REQUIREMENTS.
Your task is to extract every line from the material below exactly.

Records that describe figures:

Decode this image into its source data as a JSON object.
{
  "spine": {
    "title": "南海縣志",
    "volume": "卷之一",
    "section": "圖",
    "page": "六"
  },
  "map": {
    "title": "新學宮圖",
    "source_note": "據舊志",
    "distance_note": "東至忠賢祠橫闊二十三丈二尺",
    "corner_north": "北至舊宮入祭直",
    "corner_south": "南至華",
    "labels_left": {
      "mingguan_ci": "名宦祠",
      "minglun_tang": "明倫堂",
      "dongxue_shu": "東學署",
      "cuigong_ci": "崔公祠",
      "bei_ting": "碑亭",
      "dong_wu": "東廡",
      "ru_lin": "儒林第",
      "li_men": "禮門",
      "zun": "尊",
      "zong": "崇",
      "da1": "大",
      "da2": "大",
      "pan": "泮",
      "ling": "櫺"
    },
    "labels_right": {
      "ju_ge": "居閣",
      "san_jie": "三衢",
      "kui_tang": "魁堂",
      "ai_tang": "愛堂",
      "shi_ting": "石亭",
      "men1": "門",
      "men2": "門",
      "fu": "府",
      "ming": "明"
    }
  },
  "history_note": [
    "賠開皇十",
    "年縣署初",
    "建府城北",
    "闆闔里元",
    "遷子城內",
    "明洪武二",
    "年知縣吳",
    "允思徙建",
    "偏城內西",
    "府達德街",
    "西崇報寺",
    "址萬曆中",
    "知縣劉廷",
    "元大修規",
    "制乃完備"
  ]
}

TASK SOLUTION.
Decode this image into its source data as a JSON object.
{
  "spine": {
    "title": "南海縣志",
    "volume": "卷之一",
    "section": "圖",
    "page": "六"
  },
  "map": {
    "title": "新學宮圖",
    "source_note": "據舊志",
    "distance_note": "東至忠賢祠橫闊二十三丈二尺",
    "corner_north": "北至舊宮入祭直",
    "corner_south": "南至華",
    "labels_left": {
      "mingguan_ci": "名宦祠",
      "minglun_tang": "明倫堂",
      "dongxue_shu": "東學署",
      "cuigong_ci": "崔公祠",
      "bei_ting": "碑亭",
      "dong_wu": "東廡",
      "ru_lin": "儒林第",
      "li_men": "禮門",
      "zun": "尊",
      "zong": "崇",
      "da1": "大",
      "da2": "大",
      "pan": "泮",
      "ling": "櫺"
    },
    "labels_right": {
      "ju_ge": "居閣",
      "san_jie": "三衢",
      "kui_tang": "魁堂",
      "ai_tang": "愛堂",
      "shi_ting": "石亭",
      "men1": "門",
      "men2": "門",
      "fu": "府",
      "ming": "明"
    }
  },
  "history_note": [
    "賠開皇十",
    "年縣署初",
    "建府城北",
    "闆闔里元",
    "遷子城內",
    "明洪武二",
    "年知縣吳",
    "允思徙建",
    "偏城內西",
    "府達德街",
    "西崇報寺",
    "址萬曆中",
    "知縣劉廷",
    "元大修規",
    "制乃完備"
  ]
}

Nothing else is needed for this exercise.